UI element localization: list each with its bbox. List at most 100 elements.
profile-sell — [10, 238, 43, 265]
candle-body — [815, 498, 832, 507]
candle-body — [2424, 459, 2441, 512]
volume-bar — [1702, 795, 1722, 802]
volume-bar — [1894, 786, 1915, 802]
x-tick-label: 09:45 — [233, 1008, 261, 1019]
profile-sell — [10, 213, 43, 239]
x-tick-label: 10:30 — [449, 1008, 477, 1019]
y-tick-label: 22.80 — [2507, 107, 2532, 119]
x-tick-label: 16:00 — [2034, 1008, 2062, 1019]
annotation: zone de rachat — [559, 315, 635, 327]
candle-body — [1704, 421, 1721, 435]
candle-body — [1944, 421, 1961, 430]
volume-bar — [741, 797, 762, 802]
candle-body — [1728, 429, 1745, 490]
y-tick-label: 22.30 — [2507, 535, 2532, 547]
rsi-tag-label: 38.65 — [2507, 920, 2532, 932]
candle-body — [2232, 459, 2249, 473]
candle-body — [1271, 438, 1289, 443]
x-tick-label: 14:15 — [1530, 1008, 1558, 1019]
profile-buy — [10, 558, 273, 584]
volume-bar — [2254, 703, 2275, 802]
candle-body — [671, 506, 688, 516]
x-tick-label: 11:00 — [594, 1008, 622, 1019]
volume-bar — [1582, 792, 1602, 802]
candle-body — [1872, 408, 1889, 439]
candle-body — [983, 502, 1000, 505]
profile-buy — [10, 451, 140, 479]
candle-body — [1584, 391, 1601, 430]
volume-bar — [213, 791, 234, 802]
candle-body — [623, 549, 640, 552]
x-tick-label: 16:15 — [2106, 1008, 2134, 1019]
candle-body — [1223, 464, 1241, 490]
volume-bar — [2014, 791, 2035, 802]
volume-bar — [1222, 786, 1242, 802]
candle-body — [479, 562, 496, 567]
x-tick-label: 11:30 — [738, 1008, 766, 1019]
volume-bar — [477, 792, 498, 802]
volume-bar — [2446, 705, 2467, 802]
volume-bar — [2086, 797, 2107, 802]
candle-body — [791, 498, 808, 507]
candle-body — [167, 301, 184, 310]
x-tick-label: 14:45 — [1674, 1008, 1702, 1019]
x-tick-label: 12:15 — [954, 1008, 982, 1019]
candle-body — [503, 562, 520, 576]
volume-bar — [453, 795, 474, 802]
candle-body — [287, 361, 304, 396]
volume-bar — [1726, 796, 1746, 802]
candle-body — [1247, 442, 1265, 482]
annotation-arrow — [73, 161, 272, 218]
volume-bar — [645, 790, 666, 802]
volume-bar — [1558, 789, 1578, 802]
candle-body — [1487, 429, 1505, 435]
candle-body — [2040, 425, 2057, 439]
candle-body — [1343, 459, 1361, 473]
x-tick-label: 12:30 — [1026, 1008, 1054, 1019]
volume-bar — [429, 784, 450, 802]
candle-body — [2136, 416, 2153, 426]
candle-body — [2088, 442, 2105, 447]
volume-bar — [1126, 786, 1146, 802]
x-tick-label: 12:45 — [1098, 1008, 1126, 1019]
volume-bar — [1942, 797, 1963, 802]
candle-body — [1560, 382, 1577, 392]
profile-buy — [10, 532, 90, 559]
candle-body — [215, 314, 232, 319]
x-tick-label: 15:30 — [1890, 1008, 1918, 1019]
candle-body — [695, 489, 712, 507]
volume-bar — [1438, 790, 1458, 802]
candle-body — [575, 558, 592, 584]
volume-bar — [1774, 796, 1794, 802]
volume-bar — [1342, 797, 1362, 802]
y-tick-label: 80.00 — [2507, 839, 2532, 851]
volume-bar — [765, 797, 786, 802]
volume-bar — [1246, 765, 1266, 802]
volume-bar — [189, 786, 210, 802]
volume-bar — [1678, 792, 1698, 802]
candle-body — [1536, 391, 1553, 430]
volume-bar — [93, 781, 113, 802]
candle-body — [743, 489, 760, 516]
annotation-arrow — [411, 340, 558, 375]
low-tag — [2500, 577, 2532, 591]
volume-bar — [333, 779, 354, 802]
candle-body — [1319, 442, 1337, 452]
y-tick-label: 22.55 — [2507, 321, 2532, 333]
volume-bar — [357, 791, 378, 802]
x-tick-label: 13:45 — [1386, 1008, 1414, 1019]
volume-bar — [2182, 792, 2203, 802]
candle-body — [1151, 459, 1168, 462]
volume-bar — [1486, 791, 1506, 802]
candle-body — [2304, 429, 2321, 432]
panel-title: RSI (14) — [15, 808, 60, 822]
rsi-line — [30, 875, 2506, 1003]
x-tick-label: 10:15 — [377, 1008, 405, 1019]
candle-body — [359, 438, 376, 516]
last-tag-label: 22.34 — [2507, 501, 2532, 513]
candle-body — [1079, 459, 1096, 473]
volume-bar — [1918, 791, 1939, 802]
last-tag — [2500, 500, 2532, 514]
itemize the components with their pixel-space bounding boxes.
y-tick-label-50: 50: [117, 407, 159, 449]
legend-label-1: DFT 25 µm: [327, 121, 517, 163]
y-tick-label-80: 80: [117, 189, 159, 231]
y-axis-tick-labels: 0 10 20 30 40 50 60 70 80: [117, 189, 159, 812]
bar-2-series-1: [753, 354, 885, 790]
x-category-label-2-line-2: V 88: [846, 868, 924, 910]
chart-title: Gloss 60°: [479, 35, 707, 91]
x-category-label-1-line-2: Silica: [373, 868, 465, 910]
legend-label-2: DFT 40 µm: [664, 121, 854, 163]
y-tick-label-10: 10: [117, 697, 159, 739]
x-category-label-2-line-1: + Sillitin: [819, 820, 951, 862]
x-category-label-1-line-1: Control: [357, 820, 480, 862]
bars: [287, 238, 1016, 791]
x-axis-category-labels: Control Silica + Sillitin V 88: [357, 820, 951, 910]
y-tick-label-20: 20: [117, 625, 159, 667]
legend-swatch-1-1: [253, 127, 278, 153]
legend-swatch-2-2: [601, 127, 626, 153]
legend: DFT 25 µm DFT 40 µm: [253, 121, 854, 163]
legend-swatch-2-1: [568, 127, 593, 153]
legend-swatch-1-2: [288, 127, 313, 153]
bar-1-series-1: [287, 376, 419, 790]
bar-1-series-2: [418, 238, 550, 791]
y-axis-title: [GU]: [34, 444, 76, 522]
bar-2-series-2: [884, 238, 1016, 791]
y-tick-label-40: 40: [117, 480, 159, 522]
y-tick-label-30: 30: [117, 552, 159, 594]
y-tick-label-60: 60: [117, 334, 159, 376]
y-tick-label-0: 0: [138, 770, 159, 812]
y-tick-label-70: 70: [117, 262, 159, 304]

> [Directions] Pull out every line in the entries above that contains the string "last". Case counts.

> [Response to this task]
last-tag-label: 22.34 — [2507, 501, 2532, 513]
last-tag — [2500, 500, 2532, 514]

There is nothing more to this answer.